# start of DATA PROVIDED

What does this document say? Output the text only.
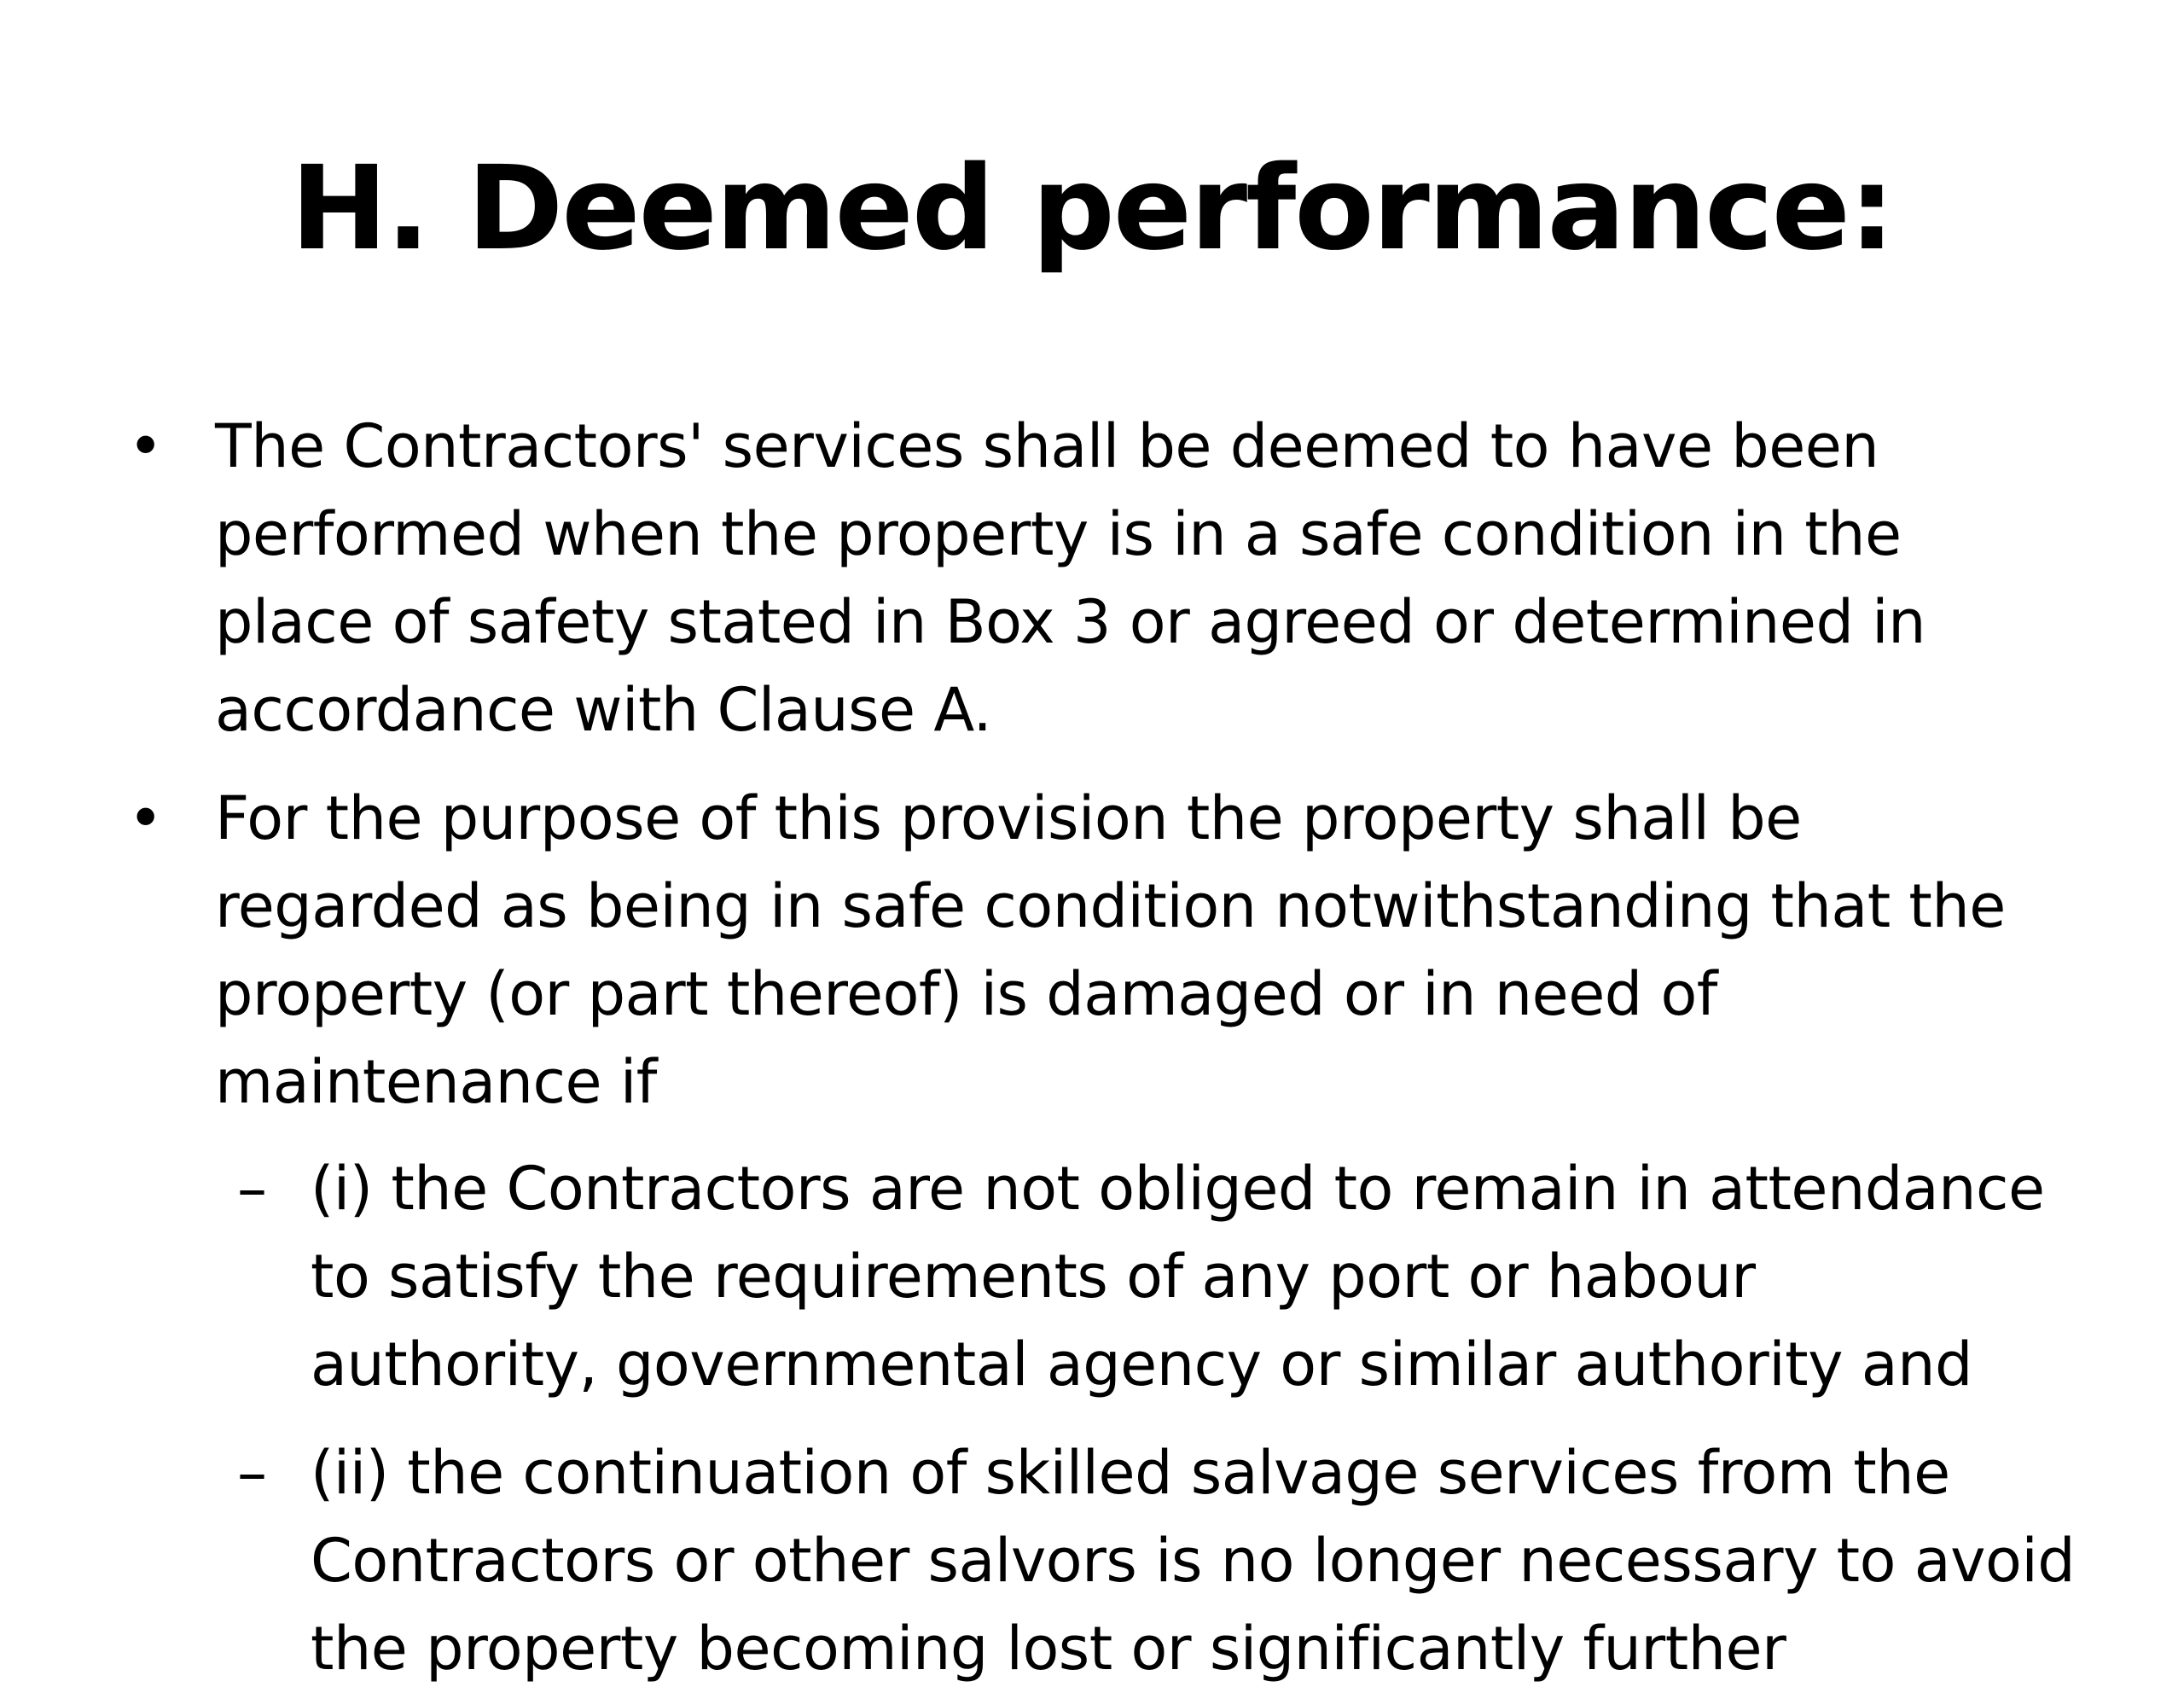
H. Deemed performance:
• The Contractors' services shall be deemed to have been
performed when the property is in a safe condition in the
place of safety stated in Box 3 or agreed or determined in
accordance with Clause A.
• For the purpose of this provision the property shall be
regarded as being in safe condition notwithstanding that the
property (or part thereof) is damaged or in need of
maintenance if
– (i) the Contractors are not obliged to remain in attendance
to satisfy the requirements of any port or habour
authority, governmental agency or similar authority and
– (ii) the continuation of skilled salvage services from the
Contractors or other salvors is no longer necessary to avoid
the property becoming lost or significantly further
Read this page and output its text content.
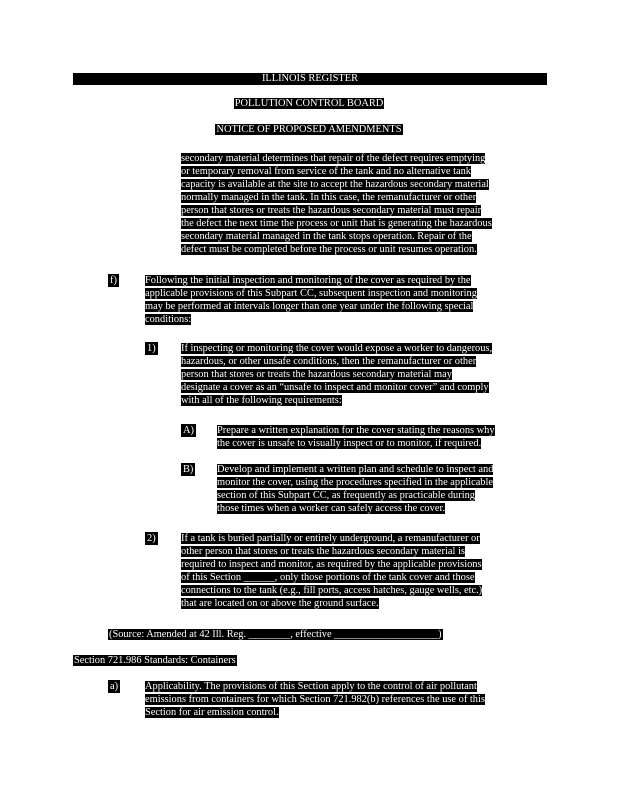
ILLINOIS REGISTER
POLLUTION CONTROL BOARD
NOTICE OF PROPOSED AMENDMENTS
secondary material determines that repair of the defect requires emptying
or temporary removal from service of the tank and no alternative tank
capacity is available at the site to accept the hazardous secondary material
normally managed in the tank. In this case, the remanufacturer or other
person that stores or treats the hazardous secondary material must repair
the defect the next time the process or unit that is generating the hazardous
secondary material managed in the tank stops operation. Repair of the
defect must be completed before the process or unit resumes operation.
f)	Following the initial inspection and monitoring of the cover as required by the
applicable provisions of this Subpart CC, subsequent inspection and monitoring
may be performed at intervals longer than one year under the following special
conditions:
1) If inspecting or monitoring the cover would expose a worker to dangerous,
hazardous, or other unsafe conditions, then the remanufacturer or other
person that stores or treats the hazardous secondary material may
designate a cover as an “unsafe to inspect and monitor cover” and comply
with all of the following requirements:
A) Prepare a written explanation for the cover stating the reasons why
the cover is unsafe to visually inspect or to monitor, if required.
B) Develop and implement a written plan and schedule to inspect and
monitor the cover, using the procedures specified in the applicable
section of this Subpart CC, as frequently as practicable during
those times when a worker can safely access the cover.
2) If a tank is buried partially or entirely underground, a remanufacturer or
other person that stores or treats the hazardous secondary material is
required to inspect and monitor, as required by the applicable provisions
of this Section ______, only those portions of the tank cover and those
connections to the tank (e.g., fill ports, access hatches, gauge wells, etc.)
that are located on or above the ground surface.
(Source: Amended at 42 Ill. Reg. ________, effective ____________________)
Section 721.986 Standards: Containers
a)	Applicability. The provisions of this Section apply to the control of air pollutant
emissions from containers for which Section 721.982(b) references the use of this
Section for air emission control.
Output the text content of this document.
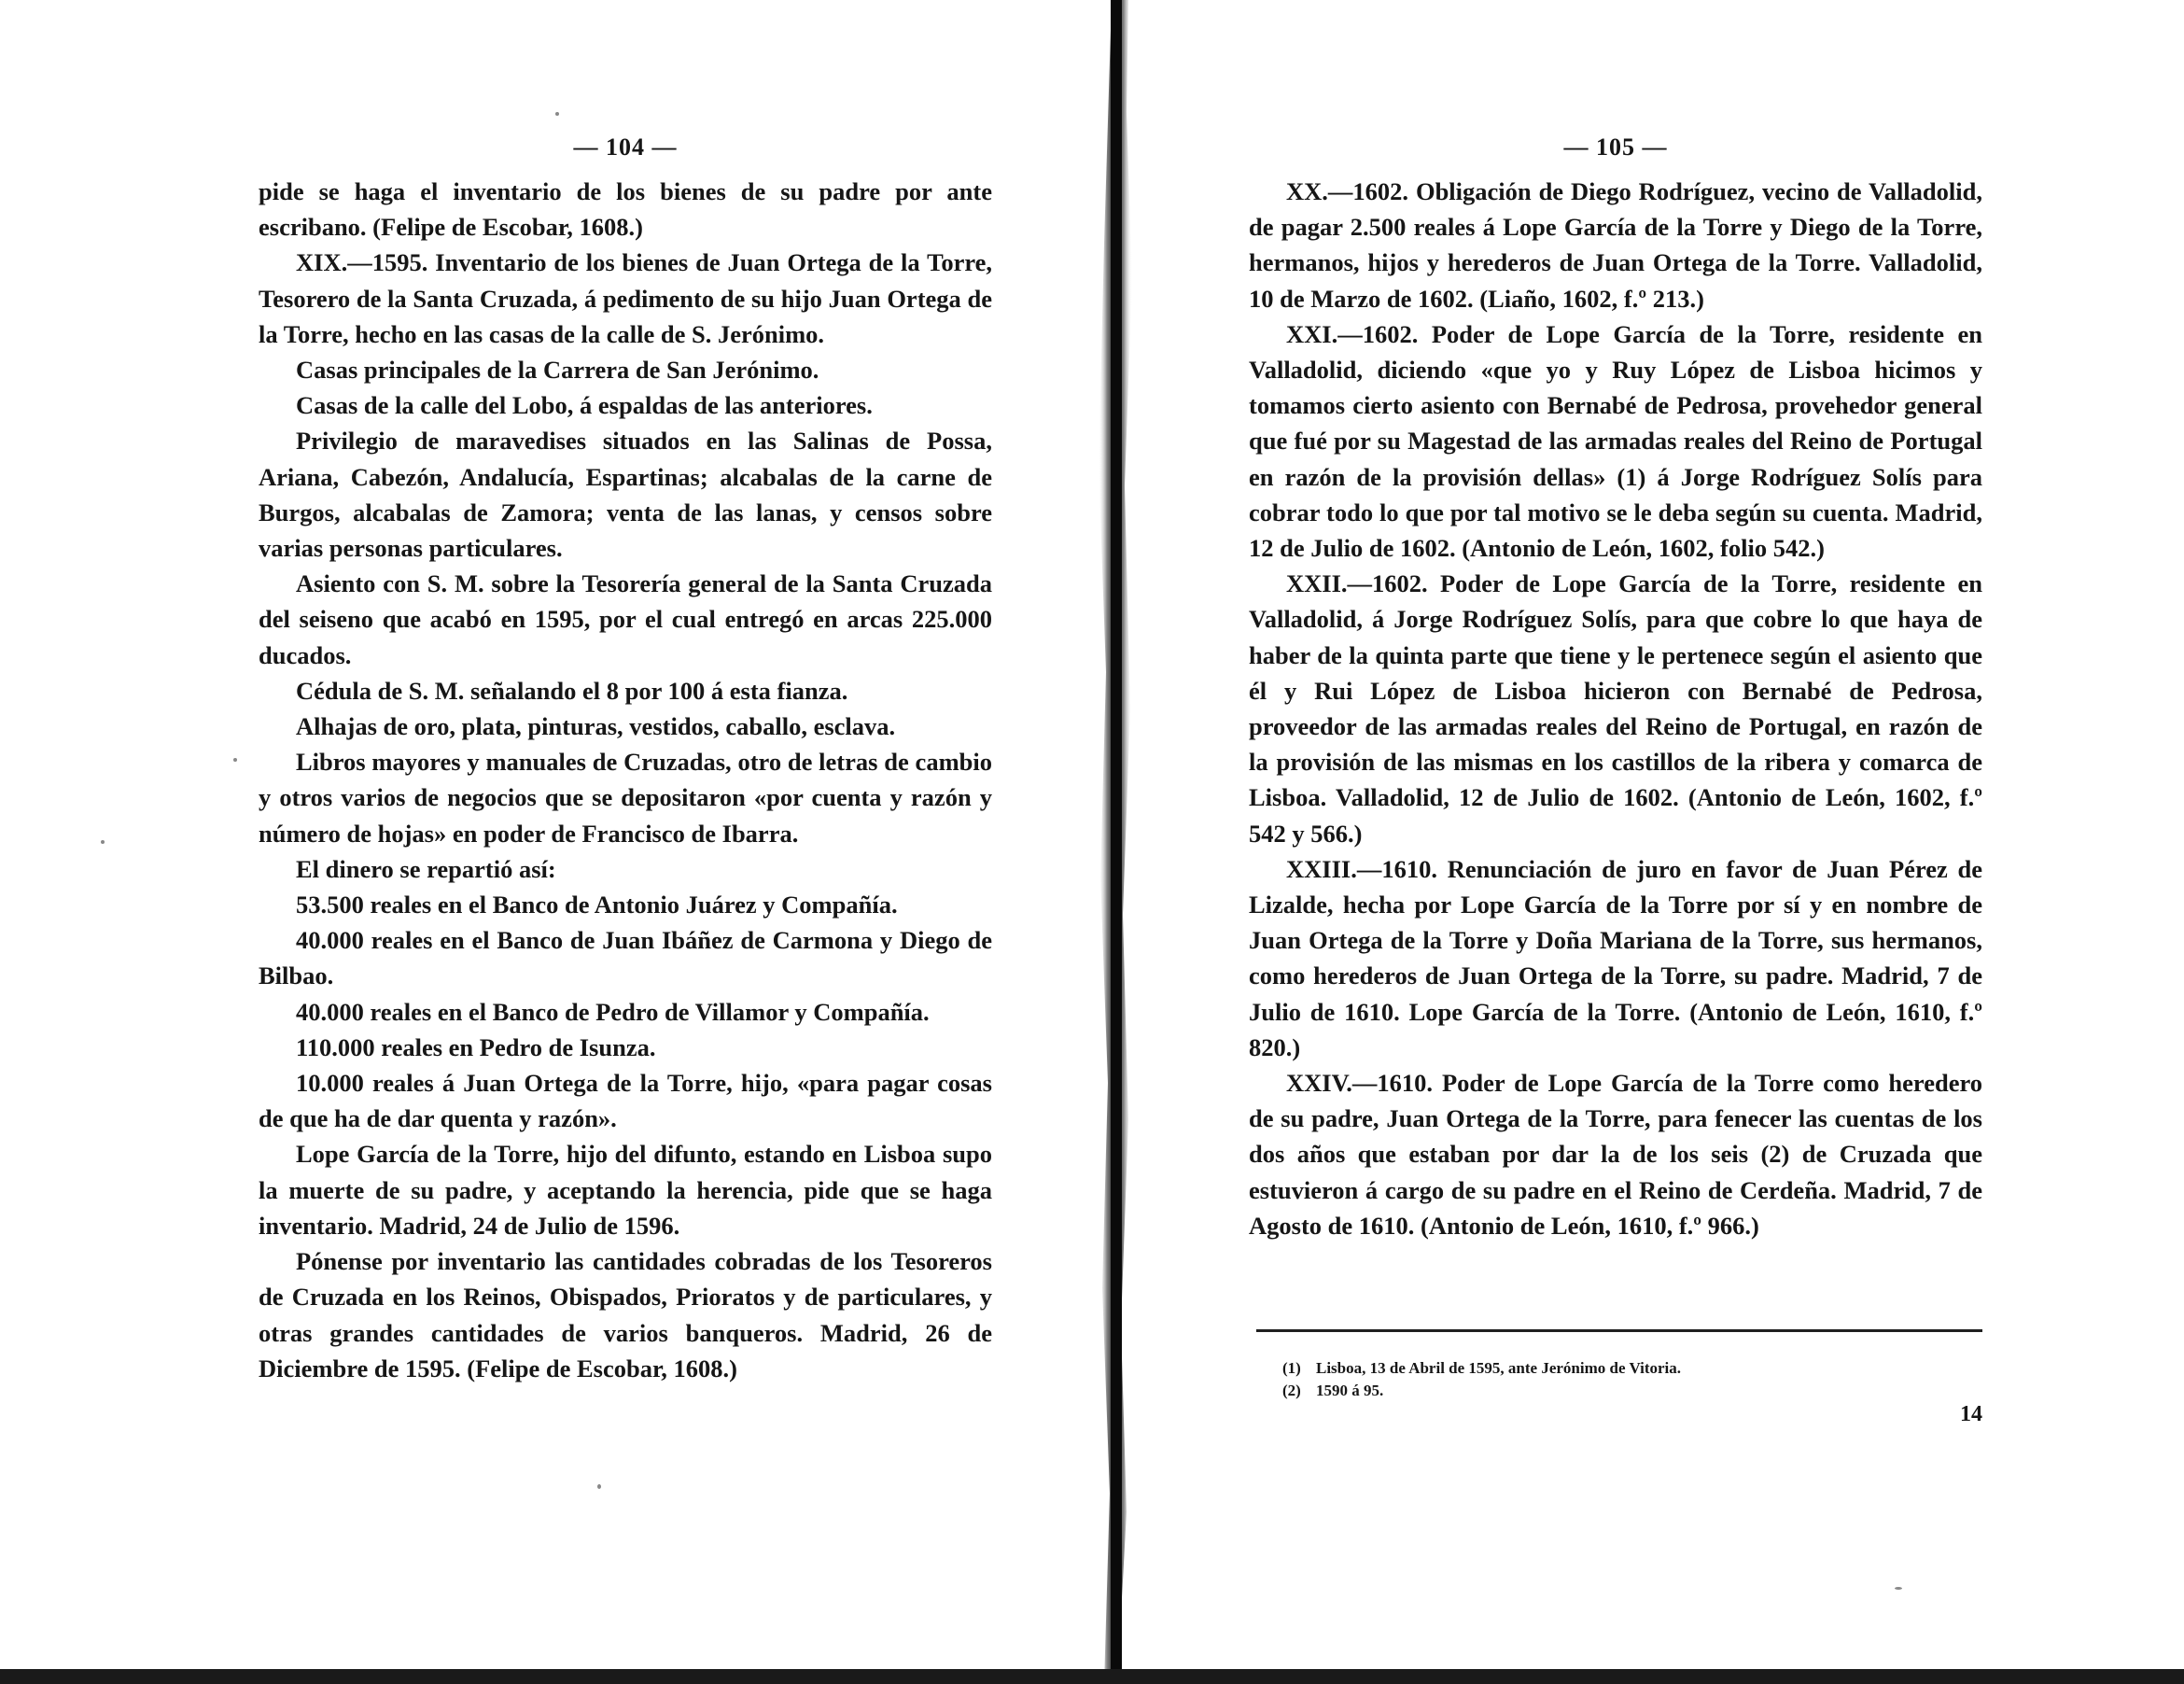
— 104 —

pide se haga el inventario de los bienes de su padre por ante escribano. (Felipe de Escobar, 1608.)

XIX.—1595. Inventario de los bienes de Juan Ortega de la Torre, Tesorero de la Santa Cruzada, á pedimento de su hijo Juan Ortega de la Torre, hecho en las casas de la calle de S. Jerónimo.

Casas principales de la Carrera de San Jerónimo.

Casas de la calle del Lobo, á espaldas de las anteriores.

Privilegio de maravedises situados en las Salinas de Possa, Ariana, Cabezón, Andalucía, Espartinas; alcabalas de la carne de Burgos, alcabalas de Zamora; venta de las lanas, y censos sobre varias personas particulares.

Asiento con S. M. sobre la Tesorería general de la Santa Cruzada del seiseno que acabó en 1595, por el cual entregó en arcas 225.000 ducados.

Cédula de S. M. señalando el 8 por 100 á esta fianza.

Alhajas de oro, plata, pinturas, vestidos, caballo, esclava.

Libros mayores y manuales de Cruzadas, otro de letras de cambio y otros varios de negocios que se depositaron «por cuenta y razón y número de hojas» en poder de Francisco de Ibarra.

El dinero se repartió así:

53.500 reales en el Banco de Antonio Juárez y Compañía.

40.000 reales en el Banco de Juan Ibáñez de Carmona y Diego de Bilbao.

40.000 reales en el Banco de Pedro de Villamor y Compañía.

110.000 reales en Pedro de Isunza.

10.000 reales á Juan Ortega de la Torre, hijo, «para pagar cosas de que ha de dar quenta y razón».

Lope García de la Torre, hijo del difunto, estando en Lisboa supo la muerte de su padre, y aceptando la herencia, pide que se haga inventario. Madrid, 24 de Julio de 1596.

Pónense por inventario las cantidades cobradas de los Tesoreros de Cruzada en los Reinos, Obispados, Prioratos y de particulares, y otras grandes cantidades de varios banqueros. Madrid, 26 de Diciembre de 1595. (Felipe de Escobar, 1608.)

— 105 —

XX.—1602. Obligación de Diego Rodríguez, vecino de Valladolid, de pagar 2.500 reales á Lope García de la Torre y Diego de la Torre, hermanos, hijos y herederos de Juan Ortega de la Torre. Valladolid, 10 de Marzo de 1602. (Liaño, 1602, f.º 213.)

XXI.—1602. Poder de Lope García de la Torre, residente en Valladolid, diciendo «que yo y Ruy López de Lisboa hicimos y tomamos cierto asiento con Bernabé de Pedrosa, provehedor general que fué por su Magestad de las armadas reales del Reino de Portugal en razón de la provisión dellas» (1) á Jorge Rodríguez Solís para cobrar todo lo que por tal motivo se le deba según su cuenta. Madrid, 12 de Julio de 1602. (Antonio de León, 1602, folio 542.)

XXII.—1602. Poder de Lope García de la Torre, residente en Valladolid, á Jorge Rodríguez Solís, para que cobre lo que haya de haber de la quinta parte que tiene y le pertenece según el asiento que él y Rui López de Lisboa hicieron con Bernabé de Pedrosa, proveedor de las armadas reales del Reino de Portugal, en razón de la provisión de las mismas en los castillos de la ribera y comarca de Lisboa. Valladolid, 12 de Julio de 1602. (Antonio de León, 1602, f.º 542 y 566.)

XXIII.—1610. Renunciación de juro en favor de Juan Pérez de Lizalde, hecha por Lope García de la Torre por sí y en nombre de Juan Ortega de la Torre y Doña Mariana de la Torre, sus hermanos, como herederos de Juan Ortega de la Torre, su padre. Madrid, 7 de Julio de 1610. Lope García de la Torre. (Antonio de León, 1610, f.º 820.)

XXIV.—1610. Poder de Lope García de la Torre como heredero de su padre, Juan Ortega de la Torre, para fenecer las cuentas de los dos años que estaban por dar la de los seis (2) de Cruzada que estuvieron á cargo de su padre en el Reino de Cerdeña. Madrid, 7 de Agosto de 1610. (Antonio de León, 1610, f.º 966.)

(1) Lisboa, 13 de Abril de 1595, ante Jerónimo de Vitoria.

(2) 1590 á 95.

14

# end of DATA PROVIDED

### THE EXERCISE
Work out how many lines in the records above hold the string "bienes", then give only that count.

### WRITTEN REPLY
2